## BEGIN Input rows
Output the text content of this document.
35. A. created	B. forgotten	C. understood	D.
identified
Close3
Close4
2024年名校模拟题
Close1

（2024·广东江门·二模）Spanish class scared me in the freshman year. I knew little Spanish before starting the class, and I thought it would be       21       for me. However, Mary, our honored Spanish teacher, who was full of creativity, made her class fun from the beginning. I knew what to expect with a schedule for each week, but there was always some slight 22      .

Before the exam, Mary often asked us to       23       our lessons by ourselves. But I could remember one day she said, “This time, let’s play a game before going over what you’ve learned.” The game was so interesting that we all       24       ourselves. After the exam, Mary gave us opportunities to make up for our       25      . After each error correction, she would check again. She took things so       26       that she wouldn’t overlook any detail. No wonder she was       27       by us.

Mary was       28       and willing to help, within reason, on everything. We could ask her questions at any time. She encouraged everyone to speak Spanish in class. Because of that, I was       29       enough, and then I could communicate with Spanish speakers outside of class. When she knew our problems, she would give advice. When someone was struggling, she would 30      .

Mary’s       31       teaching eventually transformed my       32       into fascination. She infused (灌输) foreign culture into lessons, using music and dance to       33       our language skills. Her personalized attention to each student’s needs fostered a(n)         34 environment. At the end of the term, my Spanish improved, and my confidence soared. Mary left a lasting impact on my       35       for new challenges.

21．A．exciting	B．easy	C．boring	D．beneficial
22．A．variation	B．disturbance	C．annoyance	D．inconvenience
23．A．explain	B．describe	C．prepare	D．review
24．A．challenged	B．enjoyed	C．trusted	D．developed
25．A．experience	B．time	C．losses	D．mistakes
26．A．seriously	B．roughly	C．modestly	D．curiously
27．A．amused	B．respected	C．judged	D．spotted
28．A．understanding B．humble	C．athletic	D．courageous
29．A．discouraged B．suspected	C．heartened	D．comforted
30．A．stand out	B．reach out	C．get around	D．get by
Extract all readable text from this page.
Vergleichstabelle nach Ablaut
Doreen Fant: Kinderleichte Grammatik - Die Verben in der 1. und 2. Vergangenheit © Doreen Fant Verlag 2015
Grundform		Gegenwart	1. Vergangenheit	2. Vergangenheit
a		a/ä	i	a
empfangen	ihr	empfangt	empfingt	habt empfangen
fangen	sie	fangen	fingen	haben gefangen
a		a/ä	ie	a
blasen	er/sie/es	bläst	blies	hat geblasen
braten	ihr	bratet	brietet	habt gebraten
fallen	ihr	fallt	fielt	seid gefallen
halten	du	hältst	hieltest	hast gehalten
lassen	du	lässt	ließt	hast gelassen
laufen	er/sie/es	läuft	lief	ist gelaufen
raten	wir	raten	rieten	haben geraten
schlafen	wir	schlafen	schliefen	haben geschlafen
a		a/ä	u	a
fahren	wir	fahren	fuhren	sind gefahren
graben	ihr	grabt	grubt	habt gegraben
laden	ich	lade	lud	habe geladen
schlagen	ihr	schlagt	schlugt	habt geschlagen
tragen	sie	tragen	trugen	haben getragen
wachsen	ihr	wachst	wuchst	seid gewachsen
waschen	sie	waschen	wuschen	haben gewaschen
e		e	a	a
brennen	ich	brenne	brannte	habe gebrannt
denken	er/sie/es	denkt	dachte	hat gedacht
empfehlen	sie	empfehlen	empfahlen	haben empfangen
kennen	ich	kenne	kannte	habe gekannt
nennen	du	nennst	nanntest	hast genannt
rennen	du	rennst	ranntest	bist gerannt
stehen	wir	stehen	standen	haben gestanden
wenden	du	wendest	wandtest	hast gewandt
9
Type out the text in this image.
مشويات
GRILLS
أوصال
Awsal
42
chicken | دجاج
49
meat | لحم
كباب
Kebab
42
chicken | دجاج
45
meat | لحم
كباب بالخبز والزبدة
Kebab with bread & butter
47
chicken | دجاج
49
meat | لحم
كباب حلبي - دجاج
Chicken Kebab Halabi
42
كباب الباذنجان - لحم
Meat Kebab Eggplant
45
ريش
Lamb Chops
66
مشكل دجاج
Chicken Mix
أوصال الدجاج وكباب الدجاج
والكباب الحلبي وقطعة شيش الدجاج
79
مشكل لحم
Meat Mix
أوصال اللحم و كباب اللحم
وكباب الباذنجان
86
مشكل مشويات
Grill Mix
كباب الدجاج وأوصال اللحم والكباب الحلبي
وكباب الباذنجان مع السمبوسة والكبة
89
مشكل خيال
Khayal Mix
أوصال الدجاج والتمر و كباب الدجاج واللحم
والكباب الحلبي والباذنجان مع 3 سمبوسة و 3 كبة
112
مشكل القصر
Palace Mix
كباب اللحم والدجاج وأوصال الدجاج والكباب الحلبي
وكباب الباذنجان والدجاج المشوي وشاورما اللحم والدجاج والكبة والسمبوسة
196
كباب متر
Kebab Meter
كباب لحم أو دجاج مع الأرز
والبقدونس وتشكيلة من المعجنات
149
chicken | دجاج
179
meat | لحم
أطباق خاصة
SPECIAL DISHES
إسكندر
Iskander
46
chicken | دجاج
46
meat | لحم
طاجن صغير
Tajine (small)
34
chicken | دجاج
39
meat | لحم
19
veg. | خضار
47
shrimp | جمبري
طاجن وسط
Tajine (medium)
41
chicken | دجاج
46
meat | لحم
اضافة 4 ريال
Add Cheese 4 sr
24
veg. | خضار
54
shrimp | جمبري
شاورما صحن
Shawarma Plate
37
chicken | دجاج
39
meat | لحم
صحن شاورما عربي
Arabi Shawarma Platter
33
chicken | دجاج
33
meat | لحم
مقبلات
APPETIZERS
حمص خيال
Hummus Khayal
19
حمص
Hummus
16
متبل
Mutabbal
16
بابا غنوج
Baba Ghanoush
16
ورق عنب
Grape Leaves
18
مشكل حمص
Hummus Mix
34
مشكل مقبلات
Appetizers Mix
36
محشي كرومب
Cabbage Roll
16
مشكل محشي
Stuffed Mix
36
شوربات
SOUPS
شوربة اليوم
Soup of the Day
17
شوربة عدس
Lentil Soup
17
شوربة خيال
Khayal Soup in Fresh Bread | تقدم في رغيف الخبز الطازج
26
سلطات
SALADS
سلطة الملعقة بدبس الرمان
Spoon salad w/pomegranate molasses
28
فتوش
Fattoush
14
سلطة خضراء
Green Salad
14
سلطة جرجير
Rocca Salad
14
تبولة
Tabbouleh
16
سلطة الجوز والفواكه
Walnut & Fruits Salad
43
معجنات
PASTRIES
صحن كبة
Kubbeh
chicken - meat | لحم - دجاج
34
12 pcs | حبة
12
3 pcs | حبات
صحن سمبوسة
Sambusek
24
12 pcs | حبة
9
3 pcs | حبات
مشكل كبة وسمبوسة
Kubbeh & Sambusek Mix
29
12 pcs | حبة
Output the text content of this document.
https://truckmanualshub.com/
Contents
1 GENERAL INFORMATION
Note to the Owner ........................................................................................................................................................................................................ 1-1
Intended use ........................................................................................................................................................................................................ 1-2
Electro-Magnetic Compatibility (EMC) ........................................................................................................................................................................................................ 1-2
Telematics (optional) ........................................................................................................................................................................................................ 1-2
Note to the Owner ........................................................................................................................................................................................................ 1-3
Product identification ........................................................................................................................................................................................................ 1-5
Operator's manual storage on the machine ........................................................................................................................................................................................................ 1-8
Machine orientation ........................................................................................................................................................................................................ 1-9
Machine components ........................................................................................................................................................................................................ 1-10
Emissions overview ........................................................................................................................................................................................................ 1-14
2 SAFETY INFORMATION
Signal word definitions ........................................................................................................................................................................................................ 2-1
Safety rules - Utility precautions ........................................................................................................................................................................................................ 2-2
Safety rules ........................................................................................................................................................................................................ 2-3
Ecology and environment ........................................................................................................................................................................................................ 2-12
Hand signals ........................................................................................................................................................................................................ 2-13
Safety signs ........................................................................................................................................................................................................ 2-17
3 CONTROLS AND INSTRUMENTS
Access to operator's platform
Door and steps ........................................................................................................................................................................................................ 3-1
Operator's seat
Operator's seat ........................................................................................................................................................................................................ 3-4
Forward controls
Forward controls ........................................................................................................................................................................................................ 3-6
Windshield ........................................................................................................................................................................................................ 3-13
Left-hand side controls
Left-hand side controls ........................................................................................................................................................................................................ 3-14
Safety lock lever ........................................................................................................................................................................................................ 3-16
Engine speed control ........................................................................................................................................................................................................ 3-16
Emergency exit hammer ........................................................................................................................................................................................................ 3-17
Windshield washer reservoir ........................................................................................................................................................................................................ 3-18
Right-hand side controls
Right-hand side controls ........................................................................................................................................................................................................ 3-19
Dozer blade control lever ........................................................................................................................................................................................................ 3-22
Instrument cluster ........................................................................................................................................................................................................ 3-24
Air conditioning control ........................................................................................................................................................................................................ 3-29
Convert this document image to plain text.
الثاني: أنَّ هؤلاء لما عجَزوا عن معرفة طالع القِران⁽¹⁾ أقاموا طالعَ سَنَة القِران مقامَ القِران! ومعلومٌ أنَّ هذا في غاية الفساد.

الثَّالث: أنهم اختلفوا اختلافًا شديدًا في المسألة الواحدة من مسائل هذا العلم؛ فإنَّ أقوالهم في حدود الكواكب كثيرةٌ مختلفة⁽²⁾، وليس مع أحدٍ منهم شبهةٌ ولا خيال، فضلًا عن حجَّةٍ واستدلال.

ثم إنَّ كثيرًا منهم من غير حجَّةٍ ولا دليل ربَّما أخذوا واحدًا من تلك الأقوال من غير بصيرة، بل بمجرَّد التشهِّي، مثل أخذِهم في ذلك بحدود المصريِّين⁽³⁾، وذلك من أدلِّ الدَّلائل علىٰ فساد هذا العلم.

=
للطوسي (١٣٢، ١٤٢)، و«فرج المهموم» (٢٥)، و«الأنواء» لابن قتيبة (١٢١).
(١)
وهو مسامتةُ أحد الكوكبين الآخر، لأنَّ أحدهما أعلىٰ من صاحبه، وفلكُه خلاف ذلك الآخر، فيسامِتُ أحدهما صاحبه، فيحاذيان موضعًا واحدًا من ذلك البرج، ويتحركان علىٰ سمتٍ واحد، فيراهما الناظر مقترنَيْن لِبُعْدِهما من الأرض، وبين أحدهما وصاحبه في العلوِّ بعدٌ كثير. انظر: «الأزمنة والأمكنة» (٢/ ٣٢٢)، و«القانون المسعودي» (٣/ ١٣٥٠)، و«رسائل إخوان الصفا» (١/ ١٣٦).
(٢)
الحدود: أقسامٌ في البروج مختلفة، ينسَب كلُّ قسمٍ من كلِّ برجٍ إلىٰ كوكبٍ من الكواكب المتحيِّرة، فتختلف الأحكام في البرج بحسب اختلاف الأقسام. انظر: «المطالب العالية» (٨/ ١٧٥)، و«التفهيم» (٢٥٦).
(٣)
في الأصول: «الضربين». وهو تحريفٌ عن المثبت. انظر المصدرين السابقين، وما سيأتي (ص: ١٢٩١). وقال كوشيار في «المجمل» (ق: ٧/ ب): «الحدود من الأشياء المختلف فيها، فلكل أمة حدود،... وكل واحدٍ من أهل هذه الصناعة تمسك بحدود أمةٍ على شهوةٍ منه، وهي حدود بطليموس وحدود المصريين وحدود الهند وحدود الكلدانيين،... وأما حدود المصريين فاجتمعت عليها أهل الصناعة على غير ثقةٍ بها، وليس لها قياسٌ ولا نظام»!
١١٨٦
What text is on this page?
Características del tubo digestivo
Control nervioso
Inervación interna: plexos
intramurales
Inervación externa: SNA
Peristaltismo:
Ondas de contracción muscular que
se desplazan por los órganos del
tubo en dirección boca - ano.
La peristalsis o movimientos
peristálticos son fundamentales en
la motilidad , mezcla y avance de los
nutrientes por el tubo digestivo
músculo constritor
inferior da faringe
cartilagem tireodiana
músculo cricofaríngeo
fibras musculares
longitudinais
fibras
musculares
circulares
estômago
## END Input rows
→ Exercise directions
Check each line of the records for the word "lessons", and show the lines that contain it.

→ Written answer
Before the exam, Mary often asked us to       23       our lessons by ourselves. But I could remember one day she said, “This time, let’s play a game before going over what you’ve learned.” The game was so interesting that we all       24       ourselves. After the exam, Mary gave us opportunities to make up for our       25      . After each error correction, she would check again. She took things so       26       that she wouldn’t overlook any detail. No wonder she was       27       by us.
Mary’s       31       teaching eventually transformed my       32       into fascination. She infused (灌输) foreign culture into lessons, using music and dance to       33       our language skills. Her personalized attention to each student’s needs fostered a(n)         34 environment. At the end of the term, my Spanish improved, and my confidence soared. Mary left a lasting impact on my       35       for new challenges.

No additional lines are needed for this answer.